A block of data
-- -- --

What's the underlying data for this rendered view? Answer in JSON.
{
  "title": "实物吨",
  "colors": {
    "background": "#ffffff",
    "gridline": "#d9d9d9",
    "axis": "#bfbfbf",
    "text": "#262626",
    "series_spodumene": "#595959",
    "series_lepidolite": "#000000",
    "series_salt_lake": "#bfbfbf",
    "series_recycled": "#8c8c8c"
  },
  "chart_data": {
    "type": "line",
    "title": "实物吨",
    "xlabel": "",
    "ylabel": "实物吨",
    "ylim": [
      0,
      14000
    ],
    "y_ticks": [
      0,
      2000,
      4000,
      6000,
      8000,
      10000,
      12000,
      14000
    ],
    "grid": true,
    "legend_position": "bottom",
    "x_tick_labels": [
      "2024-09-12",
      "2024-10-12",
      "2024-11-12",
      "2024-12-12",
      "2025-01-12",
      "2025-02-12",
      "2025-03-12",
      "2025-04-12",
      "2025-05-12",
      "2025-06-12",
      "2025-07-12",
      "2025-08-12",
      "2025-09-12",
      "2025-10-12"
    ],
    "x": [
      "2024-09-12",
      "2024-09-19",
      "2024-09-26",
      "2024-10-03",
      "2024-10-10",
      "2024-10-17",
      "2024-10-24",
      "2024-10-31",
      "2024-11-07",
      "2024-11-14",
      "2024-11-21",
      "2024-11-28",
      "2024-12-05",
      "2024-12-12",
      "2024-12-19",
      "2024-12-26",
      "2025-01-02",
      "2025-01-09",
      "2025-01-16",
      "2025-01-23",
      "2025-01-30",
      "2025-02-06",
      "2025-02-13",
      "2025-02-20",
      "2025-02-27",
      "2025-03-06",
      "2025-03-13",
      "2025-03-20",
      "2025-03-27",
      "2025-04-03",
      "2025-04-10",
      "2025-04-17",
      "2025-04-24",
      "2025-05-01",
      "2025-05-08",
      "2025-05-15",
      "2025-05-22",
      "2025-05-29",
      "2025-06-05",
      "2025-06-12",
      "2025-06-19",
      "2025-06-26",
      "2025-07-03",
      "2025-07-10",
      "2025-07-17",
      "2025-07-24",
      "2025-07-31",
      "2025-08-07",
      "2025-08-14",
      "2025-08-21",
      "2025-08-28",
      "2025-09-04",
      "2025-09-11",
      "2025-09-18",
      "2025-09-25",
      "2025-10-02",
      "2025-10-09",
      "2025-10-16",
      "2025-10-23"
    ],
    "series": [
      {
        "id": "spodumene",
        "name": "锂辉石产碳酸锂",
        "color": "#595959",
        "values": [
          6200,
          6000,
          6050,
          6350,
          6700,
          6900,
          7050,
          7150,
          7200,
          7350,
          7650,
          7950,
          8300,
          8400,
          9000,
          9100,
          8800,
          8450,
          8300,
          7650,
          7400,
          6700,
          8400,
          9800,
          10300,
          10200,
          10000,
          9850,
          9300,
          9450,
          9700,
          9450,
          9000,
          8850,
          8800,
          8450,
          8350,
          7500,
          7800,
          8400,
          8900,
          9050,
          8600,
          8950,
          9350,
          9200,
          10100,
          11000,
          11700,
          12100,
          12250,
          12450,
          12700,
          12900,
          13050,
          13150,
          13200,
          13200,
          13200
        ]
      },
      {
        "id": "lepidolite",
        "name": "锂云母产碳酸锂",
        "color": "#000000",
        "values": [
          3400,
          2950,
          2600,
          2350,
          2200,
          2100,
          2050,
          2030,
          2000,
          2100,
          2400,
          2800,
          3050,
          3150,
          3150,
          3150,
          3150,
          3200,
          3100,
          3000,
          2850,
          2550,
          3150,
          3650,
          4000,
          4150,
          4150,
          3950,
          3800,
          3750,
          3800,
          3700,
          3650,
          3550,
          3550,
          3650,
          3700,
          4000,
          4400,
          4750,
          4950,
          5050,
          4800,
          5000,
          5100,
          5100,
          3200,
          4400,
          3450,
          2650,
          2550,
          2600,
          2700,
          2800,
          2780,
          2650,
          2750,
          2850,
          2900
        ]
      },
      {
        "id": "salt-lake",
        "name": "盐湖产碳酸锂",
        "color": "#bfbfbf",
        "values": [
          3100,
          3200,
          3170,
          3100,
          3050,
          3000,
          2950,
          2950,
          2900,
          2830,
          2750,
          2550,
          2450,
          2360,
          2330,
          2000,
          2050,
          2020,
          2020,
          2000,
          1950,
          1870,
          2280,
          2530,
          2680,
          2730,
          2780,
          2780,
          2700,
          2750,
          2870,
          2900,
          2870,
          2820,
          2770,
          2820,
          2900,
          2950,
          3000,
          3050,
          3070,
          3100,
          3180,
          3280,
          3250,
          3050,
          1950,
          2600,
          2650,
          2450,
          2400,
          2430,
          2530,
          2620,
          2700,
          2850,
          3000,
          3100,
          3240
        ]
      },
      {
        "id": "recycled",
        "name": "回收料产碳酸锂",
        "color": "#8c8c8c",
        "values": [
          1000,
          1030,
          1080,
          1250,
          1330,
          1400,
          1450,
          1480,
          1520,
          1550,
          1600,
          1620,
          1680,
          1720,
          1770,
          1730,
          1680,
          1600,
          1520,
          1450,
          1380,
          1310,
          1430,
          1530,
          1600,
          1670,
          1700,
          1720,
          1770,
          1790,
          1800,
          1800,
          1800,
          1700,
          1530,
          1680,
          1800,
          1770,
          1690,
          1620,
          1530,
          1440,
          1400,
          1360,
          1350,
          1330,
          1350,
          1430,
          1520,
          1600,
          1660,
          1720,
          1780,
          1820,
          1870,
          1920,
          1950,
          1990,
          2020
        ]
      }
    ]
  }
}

-- -- --

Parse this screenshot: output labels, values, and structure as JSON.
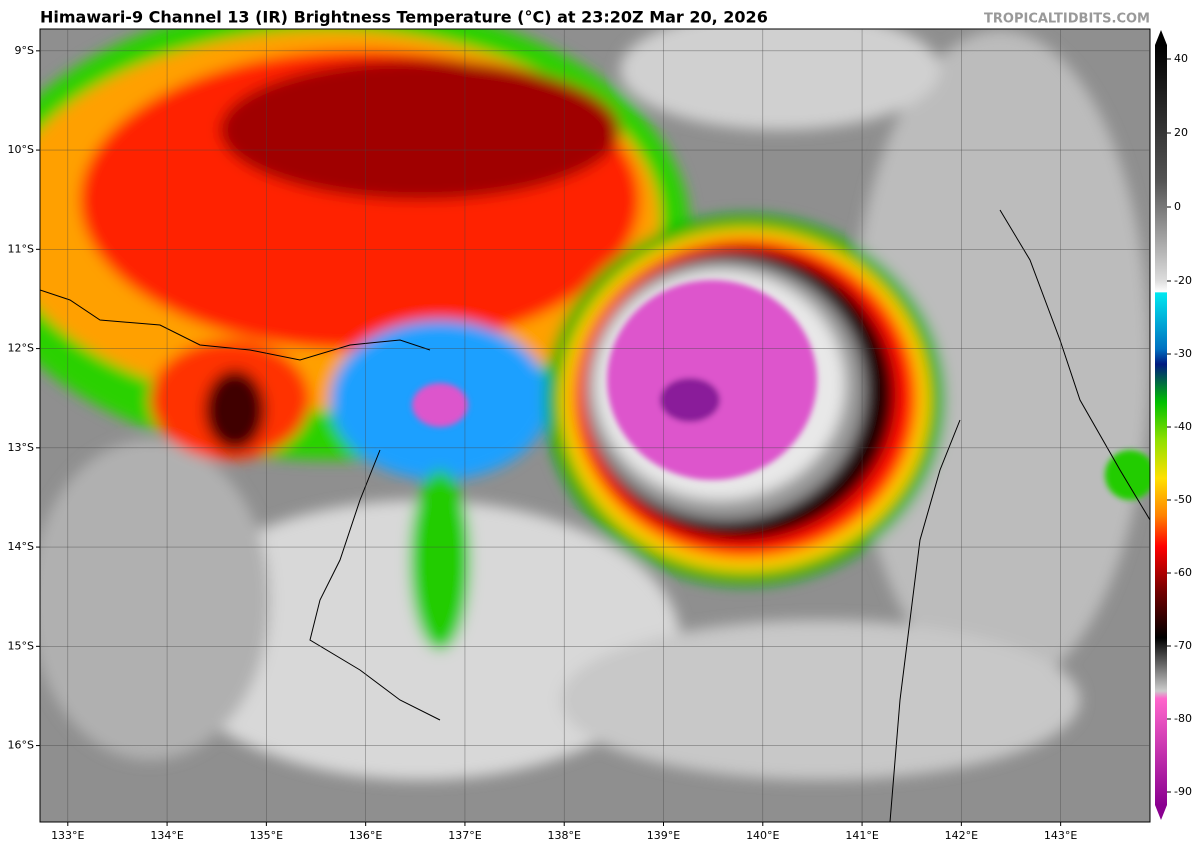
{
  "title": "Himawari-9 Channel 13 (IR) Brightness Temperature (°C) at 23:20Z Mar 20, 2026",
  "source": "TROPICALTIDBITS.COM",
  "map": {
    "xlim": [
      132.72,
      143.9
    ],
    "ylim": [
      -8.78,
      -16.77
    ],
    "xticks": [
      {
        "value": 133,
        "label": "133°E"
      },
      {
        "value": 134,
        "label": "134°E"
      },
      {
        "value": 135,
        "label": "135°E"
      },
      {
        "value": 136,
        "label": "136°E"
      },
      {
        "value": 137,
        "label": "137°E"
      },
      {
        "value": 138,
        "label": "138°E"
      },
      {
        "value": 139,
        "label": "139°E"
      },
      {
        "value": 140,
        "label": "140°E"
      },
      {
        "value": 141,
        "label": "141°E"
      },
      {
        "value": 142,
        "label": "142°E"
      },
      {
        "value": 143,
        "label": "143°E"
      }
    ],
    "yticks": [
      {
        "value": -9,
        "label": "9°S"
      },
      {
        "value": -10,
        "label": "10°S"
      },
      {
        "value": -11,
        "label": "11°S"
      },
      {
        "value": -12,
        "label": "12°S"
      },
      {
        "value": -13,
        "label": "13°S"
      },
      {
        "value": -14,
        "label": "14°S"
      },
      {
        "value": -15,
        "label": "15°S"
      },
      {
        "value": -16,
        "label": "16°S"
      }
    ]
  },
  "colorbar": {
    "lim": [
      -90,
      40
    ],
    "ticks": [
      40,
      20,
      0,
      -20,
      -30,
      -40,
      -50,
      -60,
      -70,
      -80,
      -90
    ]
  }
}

-- -- --

Task directions: The word "name" may appear on some lines of these records; state how many such lines there are, and nothing else.

Answer to this exercise: 4